_TASK BRIEF_
Each entry below is to be printed verbatim.

Figure record extracts:
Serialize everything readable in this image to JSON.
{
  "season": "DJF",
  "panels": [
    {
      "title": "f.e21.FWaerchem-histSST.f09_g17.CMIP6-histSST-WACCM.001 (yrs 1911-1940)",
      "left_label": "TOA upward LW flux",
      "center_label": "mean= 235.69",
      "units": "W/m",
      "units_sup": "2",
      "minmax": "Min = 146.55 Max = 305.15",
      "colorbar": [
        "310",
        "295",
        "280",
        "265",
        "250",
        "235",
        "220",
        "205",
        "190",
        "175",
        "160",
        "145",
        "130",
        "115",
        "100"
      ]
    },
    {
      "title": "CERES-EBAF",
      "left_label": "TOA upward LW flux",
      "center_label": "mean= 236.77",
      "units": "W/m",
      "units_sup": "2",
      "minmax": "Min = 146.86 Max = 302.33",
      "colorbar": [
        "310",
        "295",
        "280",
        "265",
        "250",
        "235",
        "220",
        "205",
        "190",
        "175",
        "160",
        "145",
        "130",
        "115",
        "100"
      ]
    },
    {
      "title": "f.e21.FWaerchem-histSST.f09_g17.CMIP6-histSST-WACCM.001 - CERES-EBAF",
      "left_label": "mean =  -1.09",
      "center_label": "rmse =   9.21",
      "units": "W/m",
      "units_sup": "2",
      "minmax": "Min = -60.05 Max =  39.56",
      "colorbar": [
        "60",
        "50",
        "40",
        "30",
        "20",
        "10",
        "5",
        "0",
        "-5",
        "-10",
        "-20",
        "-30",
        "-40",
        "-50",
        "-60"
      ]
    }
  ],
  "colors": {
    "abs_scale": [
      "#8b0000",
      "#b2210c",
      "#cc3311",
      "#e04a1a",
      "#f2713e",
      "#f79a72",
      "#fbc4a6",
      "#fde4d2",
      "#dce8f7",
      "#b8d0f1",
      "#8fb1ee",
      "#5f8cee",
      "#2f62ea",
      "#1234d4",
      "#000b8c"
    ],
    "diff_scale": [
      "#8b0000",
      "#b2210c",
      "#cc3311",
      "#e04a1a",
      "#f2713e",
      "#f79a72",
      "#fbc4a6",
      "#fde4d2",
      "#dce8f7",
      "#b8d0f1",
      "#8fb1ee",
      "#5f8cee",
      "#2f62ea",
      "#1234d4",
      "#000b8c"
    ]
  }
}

_EXERCISE OUTPUT_
Serialize everything readable in this image to JSON.
{
  "season": "DJF",
  "panels": [
    {
      "title": "f.e21.FWaerchem-histSST.f09_g17.CMIP6-histSST-WACCM.001 (yrs 1911-1940)",
      "left_label": "TOA upward LW flux",
      "center_label": "mean= 235.69",
      "units": "W/m",
      "units_sup": "2",
      "minmax": "Min = 146.55 Max = 305.15",
      "colorbar": [
        "310",
        "295",
        "280",
        "265",
        "250",
        "235",
        "220",
        "205",
        "190",
        "175",
        "160",
        "145",
        "130",
        "115",
        "100"
      ]
    },
    {
      "title": "CERES-EBAF",
      "left_label": "TOA upward LW flux",
      "center_label": "mean= 236.77",
      "units": "W/m",
      "units_sup": "2",
      "minmax": "Min = 146.86 Max = 302.33",
      "colorbar": [
        "310",
        "295",
        "280",
        "265",
        "250",
        "235",
        "220",
        "205",
        "190",
        "175",
        "160",
        "145",
        "130",
        "115",
        "100"
      ]
    },
    {
      "title": "f.e21.FWaerchem-histSST.f09_g17.CMIP6-histSST-WACCM.001 - CERES-EBAF",
      "left_label": "mean =  -1.09",
      "center_label": "rmse =   9.21",
      "units": "W/m",
      "units_sup": "2",
      "minmax": "Min = -60.05 Max =  39.56",
      "colorbar": [
        "60",
        "50",
        "40",
        "30",
        "20",
        "10",
        "5",
        "0",
        "-5",
        "-10",
        "-20",
        "-30",
        "-40",
        "-50",
        "-60"
      ]
    }
  ],
  "colors": {
    "abs_scale": [
      "#8b0000",
      "#b2210c",
      "#cc3311",
      "#e04a1a",
      "#f2713e",
      "#f79a72",
      "#fbc4a6",
      "#fde4d2",
      "#dce8f7",
      "#b8d0f1",
      "#8fb1ee",
      "#5f8cee",
      "#2f62ea",
      "#1234d4",
      "#000b8c"
    ],
    "diff_scale": [
      "#8b0000",
      "#b2210c",
      "#cc3311",
      "#e04a1a",
      "#f2713e",
      "#f79a72",
      "#fbc4a6",
      "#fde4d2",
      "#dce8f7",
      "#b8d0f1",
      "#8fb1ee",
      "#5f8cee",
      "#2f62ea",
      "#1234d4",
      "#000b8c"
    ]
  }
}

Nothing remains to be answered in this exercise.